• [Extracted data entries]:
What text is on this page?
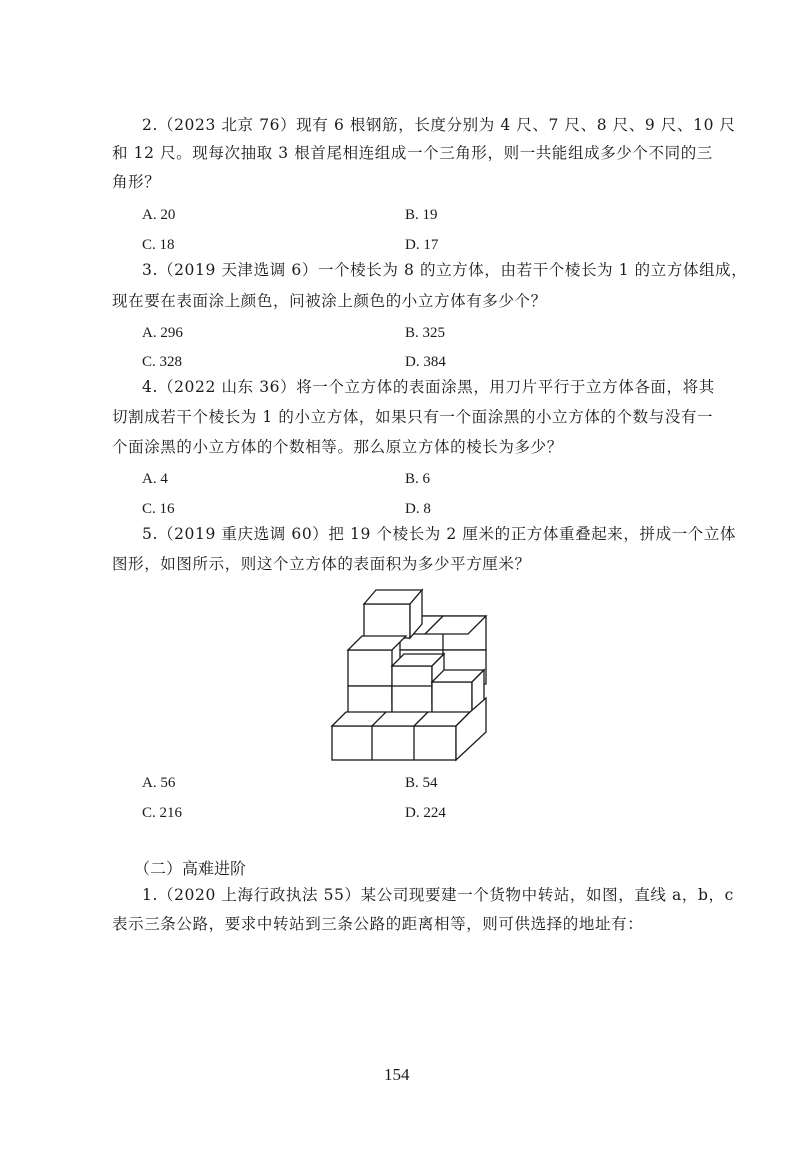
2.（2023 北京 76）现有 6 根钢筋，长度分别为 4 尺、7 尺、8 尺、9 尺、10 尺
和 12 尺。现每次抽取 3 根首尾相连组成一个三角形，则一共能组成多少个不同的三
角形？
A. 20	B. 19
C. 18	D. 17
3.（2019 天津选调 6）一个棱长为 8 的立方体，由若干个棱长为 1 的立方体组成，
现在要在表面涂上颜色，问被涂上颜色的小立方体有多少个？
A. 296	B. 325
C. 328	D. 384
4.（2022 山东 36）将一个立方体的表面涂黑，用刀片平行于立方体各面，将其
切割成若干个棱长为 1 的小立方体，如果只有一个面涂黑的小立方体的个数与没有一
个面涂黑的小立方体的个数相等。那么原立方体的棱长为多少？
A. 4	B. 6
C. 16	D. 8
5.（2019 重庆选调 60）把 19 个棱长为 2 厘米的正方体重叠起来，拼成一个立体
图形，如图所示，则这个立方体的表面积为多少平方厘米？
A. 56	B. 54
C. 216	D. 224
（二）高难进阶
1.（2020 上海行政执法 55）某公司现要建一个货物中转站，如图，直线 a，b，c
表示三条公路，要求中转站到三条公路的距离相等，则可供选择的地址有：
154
==
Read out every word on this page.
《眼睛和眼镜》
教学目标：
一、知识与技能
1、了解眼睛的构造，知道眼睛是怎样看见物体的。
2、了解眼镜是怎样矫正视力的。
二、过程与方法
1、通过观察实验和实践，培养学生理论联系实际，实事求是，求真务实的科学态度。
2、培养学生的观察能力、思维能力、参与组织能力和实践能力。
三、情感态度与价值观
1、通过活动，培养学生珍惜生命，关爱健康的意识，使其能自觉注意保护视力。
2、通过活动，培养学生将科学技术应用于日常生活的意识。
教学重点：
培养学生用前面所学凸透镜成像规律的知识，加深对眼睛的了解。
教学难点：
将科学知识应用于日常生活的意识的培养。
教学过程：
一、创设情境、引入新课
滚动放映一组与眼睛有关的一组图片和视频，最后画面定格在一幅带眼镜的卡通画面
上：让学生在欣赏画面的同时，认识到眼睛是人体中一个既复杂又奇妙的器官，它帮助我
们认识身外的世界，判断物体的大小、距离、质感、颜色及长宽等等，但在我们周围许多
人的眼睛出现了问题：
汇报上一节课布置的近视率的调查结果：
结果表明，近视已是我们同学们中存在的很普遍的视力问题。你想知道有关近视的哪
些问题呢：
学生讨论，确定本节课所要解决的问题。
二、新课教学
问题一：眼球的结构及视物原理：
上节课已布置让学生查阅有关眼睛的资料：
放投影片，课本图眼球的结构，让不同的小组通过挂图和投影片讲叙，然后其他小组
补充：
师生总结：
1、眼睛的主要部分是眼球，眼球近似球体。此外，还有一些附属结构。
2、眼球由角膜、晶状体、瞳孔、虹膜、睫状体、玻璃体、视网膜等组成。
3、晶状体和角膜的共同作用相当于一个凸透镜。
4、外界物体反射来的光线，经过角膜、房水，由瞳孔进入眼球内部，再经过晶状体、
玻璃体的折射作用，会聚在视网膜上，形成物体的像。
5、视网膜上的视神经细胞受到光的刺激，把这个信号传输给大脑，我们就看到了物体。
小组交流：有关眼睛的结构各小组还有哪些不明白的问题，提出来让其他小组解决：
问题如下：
...
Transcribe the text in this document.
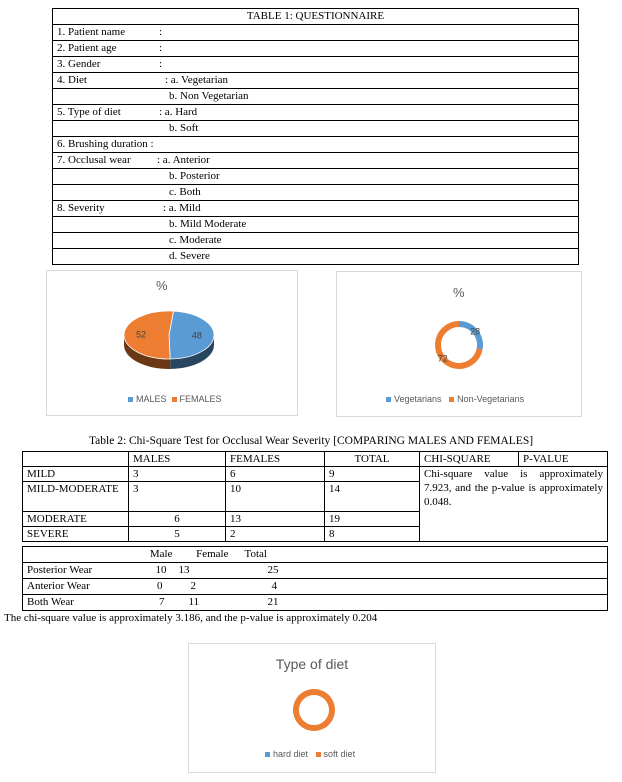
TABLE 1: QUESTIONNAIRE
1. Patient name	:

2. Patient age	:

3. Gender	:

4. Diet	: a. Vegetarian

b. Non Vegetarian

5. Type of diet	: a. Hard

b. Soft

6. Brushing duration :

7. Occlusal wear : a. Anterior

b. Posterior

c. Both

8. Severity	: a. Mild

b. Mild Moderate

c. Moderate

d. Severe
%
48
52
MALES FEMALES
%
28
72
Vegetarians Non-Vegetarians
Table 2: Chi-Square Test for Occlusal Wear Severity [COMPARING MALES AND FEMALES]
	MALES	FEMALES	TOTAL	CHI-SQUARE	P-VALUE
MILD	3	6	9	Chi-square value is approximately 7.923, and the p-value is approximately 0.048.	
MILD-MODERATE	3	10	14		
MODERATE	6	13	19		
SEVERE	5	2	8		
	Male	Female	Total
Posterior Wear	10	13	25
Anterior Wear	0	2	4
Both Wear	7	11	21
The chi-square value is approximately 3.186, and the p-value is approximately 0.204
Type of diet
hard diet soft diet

• [STATED TASK]: From the entries above, collect every line with the string "approximately" in it.

• [THE OUTPUT]:
MILD	3	6	9	Chi-square value is approximately 7.923, and the p-value is approximately 0.048.	
The chi-square value is approximately 3.186, and the p-value is approximately 0.204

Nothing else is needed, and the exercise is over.